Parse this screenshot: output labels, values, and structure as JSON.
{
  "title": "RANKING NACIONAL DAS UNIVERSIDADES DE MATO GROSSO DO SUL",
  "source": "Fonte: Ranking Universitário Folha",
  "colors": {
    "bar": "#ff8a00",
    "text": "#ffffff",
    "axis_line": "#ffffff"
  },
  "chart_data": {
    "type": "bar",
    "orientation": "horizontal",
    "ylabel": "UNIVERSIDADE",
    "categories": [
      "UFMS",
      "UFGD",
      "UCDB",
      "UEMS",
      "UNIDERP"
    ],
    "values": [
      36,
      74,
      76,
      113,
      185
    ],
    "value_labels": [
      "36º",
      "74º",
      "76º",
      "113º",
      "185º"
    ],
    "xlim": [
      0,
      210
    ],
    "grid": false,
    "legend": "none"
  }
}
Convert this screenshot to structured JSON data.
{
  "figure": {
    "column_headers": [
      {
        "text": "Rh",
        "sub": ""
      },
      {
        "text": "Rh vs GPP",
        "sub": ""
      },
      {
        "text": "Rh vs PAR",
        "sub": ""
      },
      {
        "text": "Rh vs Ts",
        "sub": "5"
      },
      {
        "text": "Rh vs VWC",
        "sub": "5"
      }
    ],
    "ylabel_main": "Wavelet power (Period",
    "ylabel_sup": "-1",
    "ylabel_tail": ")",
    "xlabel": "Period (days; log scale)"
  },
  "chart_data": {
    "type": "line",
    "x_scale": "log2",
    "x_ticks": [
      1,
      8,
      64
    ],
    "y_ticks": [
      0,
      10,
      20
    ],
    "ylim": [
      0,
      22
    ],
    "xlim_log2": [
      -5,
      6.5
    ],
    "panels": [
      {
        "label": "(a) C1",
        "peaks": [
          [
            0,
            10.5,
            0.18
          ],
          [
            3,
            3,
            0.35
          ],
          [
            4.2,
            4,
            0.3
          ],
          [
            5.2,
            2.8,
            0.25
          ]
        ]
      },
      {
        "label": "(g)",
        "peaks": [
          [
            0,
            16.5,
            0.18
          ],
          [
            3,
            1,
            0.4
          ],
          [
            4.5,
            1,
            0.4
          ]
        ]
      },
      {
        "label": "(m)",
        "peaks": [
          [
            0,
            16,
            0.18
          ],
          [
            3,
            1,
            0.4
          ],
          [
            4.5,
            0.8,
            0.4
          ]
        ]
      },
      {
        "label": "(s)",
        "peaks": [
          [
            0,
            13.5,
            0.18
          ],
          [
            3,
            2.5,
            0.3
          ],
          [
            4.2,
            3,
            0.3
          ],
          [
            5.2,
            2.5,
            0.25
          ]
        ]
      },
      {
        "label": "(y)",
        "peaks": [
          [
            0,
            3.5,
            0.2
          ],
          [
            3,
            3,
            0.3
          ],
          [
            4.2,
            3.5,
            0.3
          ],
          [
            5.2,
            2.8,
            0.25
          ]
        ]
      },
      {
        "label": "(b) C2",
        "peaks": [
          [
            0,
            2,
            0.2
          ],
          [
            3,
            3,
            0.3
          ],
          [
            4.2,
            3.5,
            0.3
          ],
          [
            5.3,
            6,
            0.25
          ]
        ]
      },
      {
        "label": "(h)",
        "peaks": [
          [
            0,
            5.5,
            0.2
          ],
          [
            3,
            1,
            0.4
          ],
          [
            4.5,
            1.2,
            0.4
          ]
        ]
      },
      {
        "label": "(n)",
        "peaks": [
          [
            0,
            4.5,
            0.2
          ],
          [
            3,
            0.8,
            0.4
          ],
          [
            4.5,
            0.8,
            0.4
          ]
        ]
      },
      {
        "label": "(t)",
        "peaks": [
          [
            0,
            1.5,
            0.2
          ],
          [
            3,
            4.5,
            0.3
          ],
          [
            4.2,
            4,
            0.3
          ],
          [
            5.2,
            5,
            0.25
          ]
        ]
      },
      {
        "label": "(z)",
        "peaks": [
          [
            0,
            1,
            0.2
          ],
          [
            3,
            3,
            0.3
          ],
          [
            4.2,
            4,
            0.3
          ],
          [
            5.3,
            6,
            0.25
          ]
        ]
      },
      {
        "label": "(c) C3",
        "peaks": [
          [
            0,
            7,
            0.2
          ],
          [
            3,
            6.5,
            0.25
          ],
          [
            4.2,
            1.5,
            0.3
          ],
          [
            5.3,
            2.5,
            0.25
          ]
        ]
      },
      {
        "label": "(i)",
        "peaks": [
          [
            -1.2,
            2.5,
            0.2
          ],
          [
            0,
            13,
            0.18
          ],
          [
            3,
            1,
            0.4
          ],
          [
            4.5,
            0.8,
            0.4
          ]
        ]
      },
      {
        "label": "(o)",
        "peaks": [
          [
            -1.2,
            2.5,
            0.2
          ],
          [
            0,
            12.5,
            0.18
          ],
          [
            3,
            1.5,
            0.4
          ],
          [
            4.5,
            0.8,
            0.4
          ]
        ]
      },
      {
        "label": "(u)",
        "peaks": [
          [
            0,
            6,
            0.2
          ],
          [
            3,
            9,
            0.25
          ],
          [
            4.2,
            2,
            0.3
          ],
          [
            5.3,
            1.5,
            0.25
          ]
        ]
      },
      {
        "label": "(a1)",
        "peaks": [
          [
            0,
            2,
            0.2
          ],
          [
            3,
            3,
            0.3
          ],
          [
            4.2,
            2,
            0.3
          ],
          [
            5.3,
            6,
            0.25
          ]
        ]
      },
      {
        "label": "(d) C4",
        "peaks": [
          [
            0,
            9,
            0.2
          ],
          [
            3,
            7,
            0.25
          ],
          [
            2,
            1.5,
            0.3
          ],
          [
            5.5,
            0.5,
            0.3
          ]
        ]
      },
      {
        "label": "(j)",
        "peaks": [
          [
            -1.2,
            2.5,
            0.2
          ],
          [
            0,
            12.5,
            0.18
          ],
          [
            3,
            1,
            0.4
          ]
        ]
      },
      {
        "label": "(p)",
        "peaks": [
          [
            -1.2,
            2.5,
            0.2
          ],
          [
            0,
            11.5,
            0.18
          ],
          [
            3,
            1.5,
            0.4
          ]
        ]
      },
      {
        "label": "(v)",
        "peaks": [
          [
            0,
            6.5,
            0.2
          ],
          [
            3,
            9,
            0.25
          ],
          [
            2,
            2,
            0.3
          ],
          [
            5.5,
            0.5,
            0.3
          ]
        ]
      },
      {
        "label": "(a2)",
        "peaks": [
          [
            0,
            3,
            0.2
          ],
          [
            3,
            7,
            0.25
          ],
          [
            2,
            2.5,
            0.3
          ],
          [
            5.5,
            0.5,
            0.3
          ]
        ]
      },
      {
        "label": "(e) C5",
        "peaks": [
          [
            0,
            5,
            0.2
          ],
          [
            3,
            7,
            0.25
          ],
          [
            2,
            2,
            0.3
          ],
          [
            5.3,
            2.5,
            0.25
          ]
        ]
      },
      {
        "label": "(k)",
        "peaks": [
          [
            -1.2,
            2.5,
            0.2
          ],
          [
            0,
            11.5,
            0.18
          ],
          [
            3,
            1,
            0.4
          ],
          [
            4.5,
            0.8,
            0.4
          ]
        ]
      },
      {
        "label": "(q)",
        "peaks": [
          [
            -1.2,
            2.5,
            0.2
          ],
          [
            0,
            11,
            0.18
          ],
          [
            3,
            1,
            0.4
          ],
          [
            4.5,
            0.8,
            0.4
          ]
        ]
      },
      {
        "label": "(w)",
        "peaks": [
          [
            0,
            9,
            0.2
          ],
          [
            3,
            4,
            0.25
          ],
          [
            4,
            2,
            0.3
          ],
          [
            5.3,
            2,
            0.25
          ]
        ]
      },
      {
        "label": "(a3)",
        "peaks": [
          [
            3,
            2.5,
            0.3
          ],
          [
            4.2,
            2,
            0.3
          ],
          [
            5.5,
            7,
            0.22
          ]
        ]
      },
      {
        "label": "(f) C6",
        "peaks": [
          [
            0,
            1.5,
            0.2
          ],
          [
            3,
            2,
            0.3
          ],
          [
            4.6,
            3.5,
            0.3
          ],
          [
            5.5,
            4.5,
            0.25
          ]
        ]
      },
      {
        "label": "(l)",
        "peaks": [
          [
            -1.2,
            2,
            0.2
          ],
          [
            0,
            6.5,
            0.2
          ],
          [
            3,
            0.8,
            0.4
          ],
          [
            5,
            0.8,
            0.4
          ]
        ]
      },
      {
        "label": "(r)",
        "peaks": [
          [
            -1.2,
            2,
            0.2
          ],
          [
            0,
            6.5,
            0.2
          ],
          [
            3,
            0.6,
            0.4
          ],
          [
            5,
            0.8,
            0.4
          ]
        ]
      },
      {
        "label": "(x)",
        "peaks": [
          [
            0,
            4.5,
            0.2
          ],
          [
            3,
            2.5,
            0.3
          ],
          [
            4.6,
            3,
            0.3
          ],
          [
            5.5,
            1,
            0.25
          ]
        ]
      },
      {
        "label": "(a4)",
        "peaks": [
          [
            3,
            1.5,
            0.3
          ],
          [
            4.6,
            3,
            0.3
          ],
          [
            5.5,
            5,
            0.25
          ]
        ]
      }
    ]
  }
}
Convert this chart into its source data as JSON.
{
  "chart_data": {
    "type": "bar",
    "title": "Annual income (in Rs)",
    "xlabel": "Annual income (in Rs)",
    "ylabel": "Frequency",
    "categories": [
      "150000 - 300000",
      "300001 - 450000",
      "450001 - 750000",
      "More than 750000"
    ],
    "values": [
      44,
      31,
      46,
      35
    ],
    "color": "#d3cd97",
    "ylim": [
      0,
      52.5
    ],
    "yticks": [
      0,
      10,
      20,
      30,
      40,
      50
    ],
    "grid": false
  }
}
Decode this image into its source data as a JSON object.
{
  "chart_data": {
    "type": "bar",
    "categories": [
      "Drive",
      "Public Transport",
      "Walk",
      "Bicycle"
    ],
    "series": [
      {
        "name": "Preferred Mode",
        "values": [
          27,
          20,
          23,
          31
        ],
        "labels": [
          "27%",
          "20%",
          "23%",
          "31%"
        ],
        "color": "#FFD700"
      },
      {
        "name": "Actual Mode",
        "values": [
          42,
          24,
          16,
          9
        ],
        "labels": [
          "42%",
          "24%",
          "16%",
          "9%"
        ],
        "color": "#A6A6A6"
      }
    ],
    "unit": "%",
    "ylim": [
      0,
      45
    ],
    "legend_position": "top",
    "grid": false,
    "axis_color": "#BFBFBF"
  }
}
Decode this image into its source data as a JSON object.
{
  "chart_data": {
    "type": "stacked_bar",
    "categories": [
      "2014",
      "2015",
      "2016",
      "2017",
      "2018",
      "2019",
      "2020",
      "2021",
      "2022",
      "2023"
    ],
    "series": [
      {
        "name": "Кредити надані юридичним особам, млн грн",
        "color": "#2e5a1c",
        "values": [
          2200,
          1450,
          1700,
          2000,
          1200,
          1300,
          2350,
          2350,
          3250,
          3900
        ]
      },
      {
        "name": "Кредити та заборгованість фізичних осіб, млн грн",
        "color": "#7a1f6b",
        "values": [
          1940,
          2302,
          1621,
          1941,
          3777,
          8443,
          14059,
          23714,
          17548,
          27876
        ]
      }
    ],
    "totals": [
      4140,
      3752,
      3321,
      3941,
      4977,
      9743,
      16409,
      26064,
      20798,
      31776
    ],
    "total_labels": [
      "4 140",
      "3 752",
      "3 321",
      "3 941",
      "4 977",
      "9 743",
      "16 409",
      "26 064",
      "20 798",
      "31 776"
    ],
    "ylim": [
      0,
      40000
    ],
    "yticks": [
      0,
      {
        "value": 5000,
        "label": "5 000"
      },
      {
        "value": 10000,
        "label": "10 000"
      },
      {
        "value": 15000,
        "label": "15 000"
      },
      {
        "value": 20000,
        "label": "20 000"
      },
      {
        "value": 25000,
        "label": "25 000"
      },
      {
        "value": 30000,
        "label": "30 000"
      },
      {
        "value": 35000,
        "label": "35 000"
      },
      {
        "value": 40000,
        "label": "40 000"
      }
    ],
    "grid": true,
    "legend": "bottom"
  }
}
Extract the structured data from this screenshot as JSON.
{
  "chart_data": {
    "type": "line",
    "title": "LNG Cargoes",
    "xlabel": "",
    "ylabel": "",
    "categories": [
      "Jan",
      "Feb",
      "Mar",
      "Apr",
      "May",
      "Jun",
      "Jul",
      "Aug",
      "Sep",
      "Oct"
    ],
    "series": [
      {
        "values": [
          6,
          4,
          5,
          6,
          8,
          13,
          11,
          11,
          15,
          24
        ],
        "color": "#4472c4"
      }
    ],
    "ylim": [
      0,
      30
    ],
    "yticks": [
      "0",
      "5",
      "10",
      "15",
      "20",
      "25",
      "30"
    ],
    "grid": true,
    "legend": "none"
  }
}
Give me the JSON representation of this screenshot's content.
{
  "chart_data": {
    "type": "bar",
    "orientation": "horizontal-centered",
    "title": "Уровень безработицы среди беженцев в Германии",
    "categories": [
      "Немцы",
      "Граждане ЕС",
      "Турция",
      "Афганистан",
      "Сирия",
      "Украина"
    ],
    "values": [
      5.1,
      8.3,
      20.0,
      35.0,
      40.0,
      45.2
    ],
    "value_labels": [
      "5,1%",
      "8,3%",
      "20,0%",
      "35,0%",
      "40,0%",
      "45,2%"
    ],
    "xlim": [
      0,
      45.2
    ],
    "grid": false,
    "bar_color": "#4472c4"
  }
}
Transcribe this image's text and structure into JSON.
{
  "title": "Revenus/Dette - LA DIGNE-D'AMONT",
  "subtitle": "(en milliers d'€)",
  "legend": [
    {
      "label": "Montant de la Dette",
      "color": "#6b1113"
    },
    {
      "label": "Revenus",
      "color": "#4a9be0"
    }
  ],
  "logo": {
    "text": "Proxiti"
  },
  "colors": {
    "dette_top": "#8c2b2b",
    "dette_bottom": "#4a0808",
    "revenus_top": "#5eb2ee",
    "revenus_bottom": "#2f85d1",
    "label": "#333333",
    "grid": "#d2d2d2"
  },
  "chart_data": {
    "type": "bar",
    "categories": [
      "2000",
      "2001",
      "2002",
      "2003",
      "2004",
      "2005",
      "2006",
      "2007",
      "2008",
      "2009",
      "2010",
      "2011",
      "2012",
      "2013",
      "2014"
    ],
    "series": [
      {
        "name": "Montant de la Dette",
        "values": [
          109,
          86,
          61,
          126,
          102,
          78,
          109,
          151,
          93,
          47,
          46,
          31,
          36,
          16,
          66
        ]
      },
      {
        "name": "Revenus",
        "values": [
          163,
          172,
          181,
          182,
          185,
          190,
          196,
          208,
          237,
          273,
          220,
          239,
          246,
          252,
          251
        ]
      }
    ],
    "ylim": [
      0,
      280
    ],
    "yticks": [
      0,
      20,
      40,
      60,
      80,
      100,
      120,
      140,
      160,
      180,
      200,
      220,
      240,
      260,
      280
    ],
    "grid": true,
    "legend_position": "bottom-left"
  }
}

**What you have to do:** Output only the lines running from the line with "Transcribe this image's" through the final line of the data, inclusive.

**Result below:**
Transcribe this image's text and structure into JSON.
{
  "title": "Revenus/Dette - LA DIGNE-D'AMONT",
  "subtitle": "(en milliers d'€)",
  "legend": [
    {
      "label": "Montant de la Dette",
      "color": "#6b1113"
    },
    {
      "label": "Revenus",
      "color": "#4a9be0"
    }
  ],
  "logo": {
    "text": "Proxiti"
  },
  "colors": {
    "dette_top": "#8c2b2b",
    "dette_bottom": "#4a0808",
    "revenus_top": "#5eb2ee",
    "revenus_bottom": "#2f85d1",
    "label": "#333333",
    "grid": "#d2d2d2"
  },
  "chart_data": {
    "type": "bar",
    "categories": [
      "2000",
      "2001",
      "2002",
      "2003",
      "2004",
      "2005",
      "2006",
      "2007",
      "2008",
      "2009",
      "2010",
      "2011",
      "2012",
      "2013",
      "2014"
    ],
    "series": [
      {
        "name": "Montant de la Dette",
        "values": [
          109,
          86,
          61,
          126,
          102,
          78,
          109,
          151,
          93,
          47,
          46,
          31,
          36,
          16,
          66
        ]
      },
      {
        "name": "Revenus",
        "values": [
          163,
          172,
          181,
          182,
          185,
          190,
          196,
          208,
          237,
          273,
          220,
          239,
          246,
          252,
          251
        ]
      }
    ],
    "ylim": [
      0,
      280
    ],
    "yticks": [
      0,
      20,
      40,
      60,
      80,
      100,
      120,
      140,
      160,
      180,
      200,
      220,
      240,
      260,
      280
    ],
    "grid": true,
    "legend_position": "bottom-left"
  }
}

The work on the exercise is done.